%%

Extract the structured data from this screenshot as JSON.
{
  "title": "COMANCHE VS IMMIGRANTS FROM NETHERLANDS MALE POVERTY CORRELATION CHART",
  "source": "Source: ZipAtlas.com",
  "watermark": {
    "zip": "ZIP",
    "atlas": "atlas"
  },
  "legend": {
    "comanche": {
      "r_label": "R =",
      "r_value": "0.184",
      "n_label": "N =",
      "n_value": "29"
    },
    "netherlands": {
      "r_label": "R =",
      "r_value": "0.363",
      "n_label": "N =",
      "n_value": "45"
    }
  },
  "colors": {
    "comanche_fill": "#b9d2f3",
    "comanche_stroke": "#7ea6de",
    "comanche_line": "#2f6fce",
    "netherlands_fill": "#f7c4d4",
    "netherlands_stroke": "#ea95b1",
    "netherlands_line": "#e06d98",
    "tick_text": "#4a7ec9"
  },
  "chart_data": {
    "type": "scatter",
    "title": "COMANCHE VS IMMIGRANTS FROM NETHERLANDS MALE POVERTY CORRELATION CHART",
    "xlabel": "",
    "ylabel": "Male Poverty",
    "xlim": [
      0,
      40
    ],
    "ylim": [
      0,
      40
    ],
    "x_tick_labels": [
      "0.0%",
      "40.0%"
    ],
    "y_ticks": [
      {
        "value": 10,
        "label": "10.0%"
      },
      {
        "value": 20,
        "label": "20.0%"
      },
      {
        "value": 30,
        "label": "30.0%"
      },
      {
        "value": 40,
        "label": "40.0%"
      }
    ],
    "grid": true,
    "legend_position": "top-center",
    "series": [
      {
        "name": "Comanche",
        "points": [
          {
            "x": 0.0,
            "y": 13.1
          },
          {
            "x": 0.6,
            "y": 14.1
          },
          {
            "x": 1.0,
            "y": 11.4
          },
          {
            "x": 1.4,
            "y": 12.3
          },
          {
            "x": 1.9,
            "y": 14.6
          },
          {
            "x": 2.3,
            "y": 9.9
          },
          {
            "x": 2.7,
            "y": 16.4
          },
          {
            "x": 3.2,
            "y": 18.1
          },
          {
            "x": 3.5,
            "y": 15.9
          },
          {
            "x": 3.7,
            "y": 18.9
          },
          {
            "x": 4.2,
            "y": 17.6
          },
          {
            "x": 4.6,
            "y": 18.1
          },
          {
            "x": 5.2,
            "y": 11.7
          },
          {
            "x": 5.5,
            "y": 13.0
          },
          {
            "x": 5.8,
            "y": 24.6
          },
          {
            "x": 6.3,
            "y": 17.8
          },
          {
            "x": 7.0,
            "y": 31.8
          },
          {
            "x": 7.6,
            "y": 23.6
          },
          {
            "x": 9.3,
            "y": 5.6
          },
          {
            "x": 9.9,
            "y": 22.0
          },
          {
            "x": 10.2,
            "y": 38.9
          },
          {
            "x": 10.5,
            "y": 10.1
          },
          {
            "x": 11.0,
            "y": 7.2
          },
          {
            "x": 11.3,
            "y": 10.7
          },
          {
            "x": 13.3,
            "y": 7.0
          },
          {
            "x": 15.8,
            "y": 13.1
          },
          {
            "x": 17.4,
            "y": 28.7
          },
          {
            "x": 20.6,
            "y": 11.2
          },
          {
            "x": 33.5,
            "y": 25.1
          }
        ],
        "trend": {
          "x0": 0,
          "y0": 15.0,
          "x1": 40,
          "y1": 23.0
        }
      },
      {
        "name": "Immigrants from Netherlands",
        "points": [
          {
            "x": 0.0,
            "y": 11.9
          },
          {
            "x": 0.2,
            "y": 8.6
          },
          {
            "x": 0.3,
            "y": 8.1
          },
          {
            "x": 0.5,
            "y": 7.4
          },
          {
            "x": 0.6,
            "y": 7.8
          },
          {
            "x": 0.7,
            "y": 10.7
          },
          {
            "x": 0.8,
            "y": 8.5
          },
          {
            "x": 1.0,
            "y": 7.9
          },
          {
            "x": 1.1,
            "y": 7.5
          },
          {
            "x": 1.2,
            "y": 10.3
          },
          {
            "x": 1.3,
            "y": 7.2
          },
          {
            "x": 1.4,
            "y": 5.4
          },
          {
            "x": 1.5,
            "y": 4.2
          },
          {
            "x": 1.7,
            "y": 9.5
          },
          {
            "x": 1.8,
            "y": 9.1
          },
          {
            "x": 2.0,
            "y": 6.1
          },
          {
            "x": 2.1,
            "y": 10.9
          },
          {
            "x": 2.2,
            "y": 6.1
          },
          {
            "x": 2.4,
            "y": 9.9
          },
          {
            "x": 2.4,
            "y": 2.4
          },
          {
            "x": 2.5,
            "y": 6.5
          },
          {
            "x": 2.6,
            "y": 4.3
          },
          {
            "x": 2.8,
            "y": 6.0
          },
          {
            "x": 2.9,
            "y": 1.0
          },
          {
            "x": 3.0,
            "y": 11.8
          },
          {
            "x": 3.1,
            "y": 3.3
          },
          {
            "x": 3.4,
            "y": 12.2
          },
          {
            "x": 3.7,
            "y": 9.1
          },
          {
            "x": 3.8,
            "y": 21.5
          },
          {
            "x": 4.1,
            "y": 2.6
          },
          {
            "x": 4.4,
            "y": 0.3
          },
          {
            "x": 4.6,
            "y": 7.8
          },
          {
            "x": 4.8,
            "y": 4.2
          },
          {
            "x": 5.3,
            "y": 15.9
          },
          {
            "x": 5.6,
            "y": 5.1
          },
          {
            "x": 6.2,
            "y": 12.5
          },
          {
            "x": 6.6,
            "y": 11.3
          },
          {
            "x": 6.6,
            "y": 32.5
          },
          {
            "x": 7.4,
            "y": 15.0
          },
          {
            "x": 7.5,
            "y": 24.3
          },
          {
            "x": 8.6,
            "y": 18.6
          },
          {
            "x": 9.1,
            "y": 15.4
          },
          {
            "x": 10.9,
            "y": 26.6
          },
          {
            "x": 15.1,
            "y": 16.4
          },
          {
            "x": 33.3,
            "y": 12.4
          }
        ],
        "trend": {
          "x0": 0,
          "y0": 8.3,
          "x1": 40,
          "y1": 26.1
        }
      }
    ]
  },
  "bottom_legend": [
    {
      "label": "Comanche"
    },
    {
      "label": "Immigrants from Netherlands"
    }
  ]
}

%%

- _EXERCISE INSTRUCTIONS_
Reproduce all of the records exactly.

- _SOLUTION BELOW_
Extract the structured data from this screenshot as JSON.
{
  "title": "COMANCHE VS IMMIGRANTS FROM NETHERLANDS MALE POVERTY CORRELATION CHART",
  "source": "Source: ZipAtlas.com",
  "watermark": {
    "zip": "ZIP",
    "atlas": "atlas"
  },
  "legend": {
    "comanche": {
      "r_label": "R =",
      "r_value": "0.184",
      "n_label": "N =",
      "n_value": "29"
    },
    "netherlands": {
      "r_label": "R =",
      "r_value": "0.363",
      "n_label": "N =",
      "n_value": "45"
    }
  },
  "colors": {
    "comanche_fill": "#b9d2f3",
    "comanche_stroke": "#7ea6de",
    "comanche_line": "#2f6fce",
    "netherlands_fill": "#f7c4d4",
    "netherlands_stroke": "#ea95b1",
    "netherlands_line": "#e06d98",
    "tick_text": "#4a7ec9"
  },
  "chart_data": {
    "type": "scatter",
    "title": "COMANCHE VS IMMIGRANTS FROM NETHERLANDS MALE POVERTY CORRELATION CHART",
    "xlabel": "",
    "ylabel": "Male Poverty",
    "xlim": [
      0,
      40
    ],
    "ylim": [
      0,
      40
    ],
    "x_tick_labels": [
      "0.0%",
      "40.0%"
    ],
    "y_ticks": [
      {
        "value": 10,
        "label": "10.0%"
      },
      {
        "value": 20,
        "label": "20.0%"
      },
      {
        "value": 30,
        "label": "30.0%"
      },
      {
        "value": 40,
        "label": "40.0%"
      }
    ],
    "grid": true,
    "legend_position": "top-center",
    "series": [
      {
        "name": "Comanche",
        "points": [
          {
            "x": 0.0,
            "y": 13.1
          },
          {
            "x": 0.6,
            "y": 14.1
          },
          {
            "x": 1.0,
            "y": 11.4
          },
          {
            "x": 1.4,
            "y": 12.3
          },
          {
            "x": 1.9,
            "y": 14.6
          },
          {
            "x": 2.3,
            "y": 9.9
          },
          {
            "x": 2.7,
            "y": 16.4
          },
          {
            "x": 3.2,
            "y": 18.1
          },
          {
            "x": 3.5,
            "y": 15.9
          },
          {
            "x": 3.7,
            "y": 18.9
          },
          {
            "x": 4.2,
            "y": 17.6
          },
          {
            "x": 4.6,
            "y": 18.1
          },
          {
            "x": 5.2,
            "y": 11.7
          },
          {
            "x": 5.5,
            "y": 13.0
          },
          {
            "x": 5.8,
            "y": 24.6
          },
          {
            "x": 6.3,
            "y": 17.8
          },
          {
            "x": 7.0,
            "y": 31.8
          },
          {
            "x": 7.6,
            "y": 23.6
          },
          {
            "x": 9.3,
            "y": 5.6
          },
          {
            "x": 9.9,
            "y": 22.0
          },
          {
            "x": 10.2,
            "y": 38.9
          },
          {
            "x": 10.5,
            "y": 10.1
          },
          {
            "x": 11.0,
            "y": 7.2
          },
          {
            "x": 11.3,
            "y": 10.7
          },
          {
            "x": 13.3,
            "y": 7.0
          },
          {
            "x": 15.8,
            "y": 13.1
          },
          {
            "x": 17.4,
            "y": 28.7
          },
          {
            "x": 20.6,
            "y": 11.2
          },
          {
            "x": 33.5,
            "y": 25.1
          }
        ],
        "trend": {
          "x0": 0,
          "y0": 15.0,
          "x1": 40,
          "y1": 23.0
        }
      },
      {
        "name": "Immigrants from Netherlands",
        "points": [
          {
            "x": 0.0,
            "y": 11.9
          },
          {
            "x": 0.2,
            "y": 8.6
          },
          {
            "x": 0.3,
            "y": 8.1
          },
          {
            "x": 0.5,
            "y": 7.4
          },
          {
            "x": 0.6,
            "y": 7.8
          },
          {
            "x": 0.7,
            "y": 10.7
          },
          {
            "x": 0.8,
            "y": 8.5
          },
          {
            "x": 1.0,
            "y": 7.9
          },
          {
            "x": 1.1,
            "y": 7.5
          },
          {
            "x": 1.2,
            "y": 10.3
          },
          {
            "x": 1.3,
            "y": 7.2
          },
          {
            "x": 1.4,
            "y": 5.4
          },
          {
            "x": 1.5,
            "y": 4.2
          },
          {
            "x": 1.7,
            "y": 9.5
          },
          {
            "x": 1.8,
            "y": 9.1
          },
          {
            "x": 2.0,
            "y": 6.1
          },
          {
            "x": 2.1,
            "y": 10.9
          },
          {
            "x": 2.2,
            "y": 6.1
          },
          {
            "x": 2.4,
            "y": 9.9
          },
          {
            "x": 2.4,
            "y": 2.4
          },
          {
            "x": 2.5,
            "y": 6.5
          },
          {
            "x": 2.6,
            "y": 4.3
          },
          {
            "x": 2.8,
            "y": 6.0
          },
          {
            "x": 2.9,
            "y": 1.0
          },
          {
            "x": 3.0,
            "y": 11.8
          },
          {
            "x": 3.1,
            "y": 3.3
          },
          {
            "x": 3.4,
            "y": 12.2
          },
          {
            "x": 3.7,
            "y": 9.1
          },
          {
            "x": 3.8,
            "y": 21.5
          },
          {
            "x": 4.1,
            "y": 2.6
          },
          {
            "x": 4.4,
            "y": 0.3
          },
          {
            "x": 4.6,
            "y": 7.8
          },
          {
            "x": 4.8,
            "y": 4.2
          },
          {
            "x": 5.3,
            "y": 15.9
          },
          {
            "x": 5.6,
            "y": 5.1
          },
          {
            "x": 6.2,
            "y": 12.5
          },
          {
            "x": 6.6,
            "y": 11.3
          },
          {
            "x": 6.6,
            "y": 32.5
          },
          {
            "x": 7.4,
            "y": 15.0
          },
          {
            "x": 7.5,
            "y": 24.3
          },
          {
            "x": 8.6,
            "y": 18.6
          },
          {
            "x": 9.1,
            "y": 15.4
          },
          {
            "x": 10.9,
            "y": 26.6
          },
          {
            "x": 15.1,
            "y": 16.4
          },
          {
            "x": 33.3,
            "y": 12.4
          }
        ],
        "trend": {
          "x0": 0,
          "y0": 8.3,
          "x1": 40,
          "y1": 26.1
        }
      }
    ]
  },
  "bottom_legend": [
    {
      "label": "Comanche"
    },
    {
      "label": "Immigrants from Netherlands"
    }
  ]
}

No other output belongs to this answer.